• [Direction] Copy the lines holding the word "Scrivo", all of them.

• [Collection entries]
============
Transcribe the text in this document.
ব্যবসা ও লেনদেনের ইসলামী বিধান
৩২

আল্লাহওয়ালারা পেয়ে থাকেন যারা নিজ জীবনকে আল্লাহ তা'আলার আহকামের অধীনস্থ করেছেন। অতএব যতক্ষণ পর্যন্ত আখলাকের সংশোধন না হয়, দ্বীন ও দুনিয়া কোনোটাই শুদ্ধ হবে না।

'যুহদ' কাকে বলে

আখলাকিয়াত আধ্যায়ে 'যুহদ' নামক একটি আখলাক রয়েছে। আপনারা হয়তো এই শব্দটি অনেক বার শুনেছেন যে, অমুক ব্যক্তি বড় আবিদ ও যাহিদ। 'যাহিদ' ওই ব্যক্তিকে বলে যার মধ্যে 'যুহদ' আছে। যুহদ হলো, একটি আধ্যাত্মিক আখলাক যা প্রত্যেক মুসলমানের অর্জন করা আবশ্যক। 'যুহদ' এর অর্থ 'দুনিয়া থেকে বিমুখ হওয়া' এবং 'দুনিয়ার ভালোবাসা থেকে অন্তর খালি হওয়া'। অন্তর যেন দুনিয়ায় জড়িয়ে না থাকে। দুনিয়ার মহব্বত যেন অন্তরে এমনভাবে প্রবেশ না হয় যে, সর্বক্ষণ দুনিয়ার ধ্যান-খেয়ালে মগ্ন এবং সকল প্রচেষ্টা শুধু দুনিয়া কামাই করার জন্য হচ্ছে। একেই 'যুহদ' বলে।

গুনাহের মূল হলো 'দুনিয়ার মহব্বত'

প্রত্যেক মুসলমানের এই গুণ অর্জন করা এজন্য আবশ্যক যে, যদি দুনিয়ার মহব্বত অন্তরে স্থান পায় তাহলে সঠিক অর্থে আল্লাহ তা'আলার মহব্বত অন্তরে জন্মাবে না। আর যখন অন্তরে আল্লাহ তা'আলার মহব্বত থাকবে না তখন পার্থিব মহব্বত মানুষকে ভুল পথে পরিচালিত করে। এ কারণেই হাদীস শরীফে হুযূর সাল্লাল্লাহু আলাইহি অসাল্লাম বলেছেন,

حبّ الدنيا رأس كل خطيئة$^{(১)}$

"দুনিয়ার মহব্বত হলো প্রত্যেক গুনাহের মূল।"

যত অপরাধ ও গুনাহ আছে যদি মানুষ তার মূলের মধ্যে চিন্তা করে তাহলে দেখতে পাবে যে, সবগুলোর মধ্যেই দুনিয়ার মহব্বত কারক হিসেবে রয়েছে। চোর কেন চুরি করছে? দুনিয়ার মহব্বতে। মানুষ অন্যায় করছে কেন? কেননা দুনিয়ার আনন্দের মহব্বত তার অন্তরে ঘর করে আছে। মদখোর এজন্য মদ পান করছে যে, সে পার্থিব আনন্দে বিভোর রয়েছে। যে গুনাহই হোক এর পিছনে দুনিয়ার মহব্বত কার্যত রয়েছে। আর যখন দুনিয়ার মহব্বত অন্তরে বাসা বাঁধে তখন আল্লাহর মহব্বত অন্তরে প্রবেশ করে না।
============
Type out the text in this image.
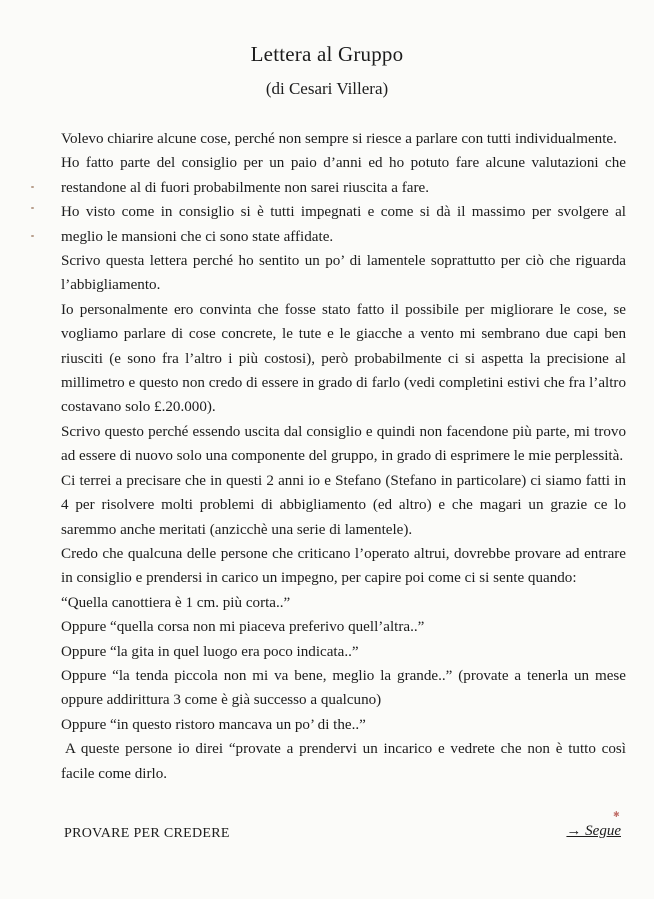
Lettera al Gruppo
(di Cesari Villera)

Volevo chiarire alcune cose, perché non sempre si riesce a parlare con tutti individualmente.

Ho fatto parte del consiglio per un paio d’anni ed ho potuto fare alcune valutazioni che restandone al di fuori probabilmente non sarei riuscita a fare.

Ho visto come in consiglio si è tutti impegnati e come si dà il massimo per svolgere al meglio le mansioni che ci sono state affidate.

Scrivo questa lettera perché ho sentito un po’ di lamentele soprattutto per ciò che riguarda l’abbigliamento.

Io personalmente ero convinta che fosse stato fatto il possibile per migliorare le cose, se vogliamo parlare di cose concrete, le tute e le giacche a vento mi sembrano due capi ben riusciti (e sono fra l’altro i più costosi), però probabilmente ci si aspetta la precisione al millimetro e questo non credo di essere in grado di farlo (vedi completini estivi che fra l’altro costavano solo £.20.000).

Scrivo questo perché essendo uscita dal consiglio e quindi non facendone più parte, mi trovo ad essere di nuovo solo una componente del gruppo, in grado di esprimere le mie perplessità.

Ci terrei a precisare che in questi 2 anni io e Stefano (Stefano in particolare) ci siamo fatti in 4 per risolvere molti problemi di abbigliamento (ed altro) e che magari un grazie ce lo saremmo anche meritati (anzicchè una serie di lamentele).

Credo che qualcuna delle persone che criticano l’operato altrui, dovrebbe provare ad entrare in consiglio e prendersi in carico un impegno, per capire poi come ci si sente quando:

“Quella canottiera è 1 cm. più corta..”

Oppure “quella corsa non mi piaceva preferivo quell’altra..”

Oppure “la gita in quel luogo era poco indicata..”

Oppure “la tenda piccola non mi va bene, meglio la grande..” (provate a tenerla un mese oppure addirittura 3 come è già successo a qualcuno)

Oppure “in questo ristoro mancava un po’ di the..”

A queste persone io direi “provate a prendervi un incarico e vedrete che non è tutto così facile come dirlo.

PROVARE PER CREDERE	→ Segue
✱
============
• [Solution to the exercise]
Scrivo questa lettera perché ho sentito un po’ di lamentele soprattutto per ciò che riguarda l’abbigliamento.
Scrivo questo perché essendo uscita dal consiglio e quindi non facendone più parte, mi trovo ad essere di nuovo solo una componente del gruppo, in grado di esprimere le mie perplessità.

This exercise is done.